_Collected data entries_
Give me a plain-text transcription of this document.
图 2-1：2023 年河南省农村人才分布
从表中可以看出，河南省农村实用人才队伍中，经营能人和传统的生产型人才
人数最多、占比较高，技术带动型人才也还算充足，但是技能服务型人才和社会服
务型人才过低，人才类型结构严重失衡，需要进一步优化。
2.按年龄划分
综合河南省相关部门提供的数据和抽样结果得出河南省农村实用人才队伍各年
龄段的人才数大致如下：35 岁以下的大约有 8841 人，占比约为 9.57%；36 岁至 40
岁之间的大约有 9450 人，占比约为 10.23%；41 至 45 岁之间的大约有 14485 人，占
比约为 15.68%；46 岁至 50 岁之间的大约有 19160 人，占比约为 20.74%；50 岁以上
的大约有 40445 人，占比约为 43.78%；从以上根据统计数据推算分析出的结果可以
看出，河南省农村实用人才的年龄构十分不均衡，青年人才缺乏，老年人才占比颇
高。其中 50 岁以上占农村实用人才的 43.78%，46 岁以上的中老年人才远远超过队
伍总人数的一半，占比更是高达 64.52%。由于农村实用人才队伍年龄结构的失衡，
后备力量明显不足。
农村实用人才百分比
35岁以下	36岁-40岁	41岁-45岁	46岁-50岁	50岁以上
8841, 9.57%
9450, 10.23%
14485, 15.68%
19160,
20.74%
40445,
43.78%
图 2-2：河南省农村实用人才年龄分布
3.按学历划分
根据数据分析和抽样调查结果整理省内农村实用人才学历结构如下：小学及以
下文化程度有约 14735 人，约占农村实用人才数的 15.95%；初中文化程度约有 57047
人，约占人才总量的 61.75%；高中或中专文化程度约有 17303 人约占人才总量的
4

_PROBLEM DETAILS_
Show all lines in the entries above where the word "占比约为" appears.

_OUTPUT FOR THIS EXERCISE_
龄段的人才数大致如下：35 岁以下的大约有 8841 人，占比约为 9.57%；36 岁至 40
岁之间的大约有 9450 人，占比约为 10.23%；41 至 45 岁之间的大约有 14485 人，占
比约为 15.68%；46 岁至 50 岁之间的大约有 19160 人，占比约为 20.74%；50 岁以上
的大约有 40445 人，占比约为 43.78%；从以上根据统计数据推算分析出的结果可以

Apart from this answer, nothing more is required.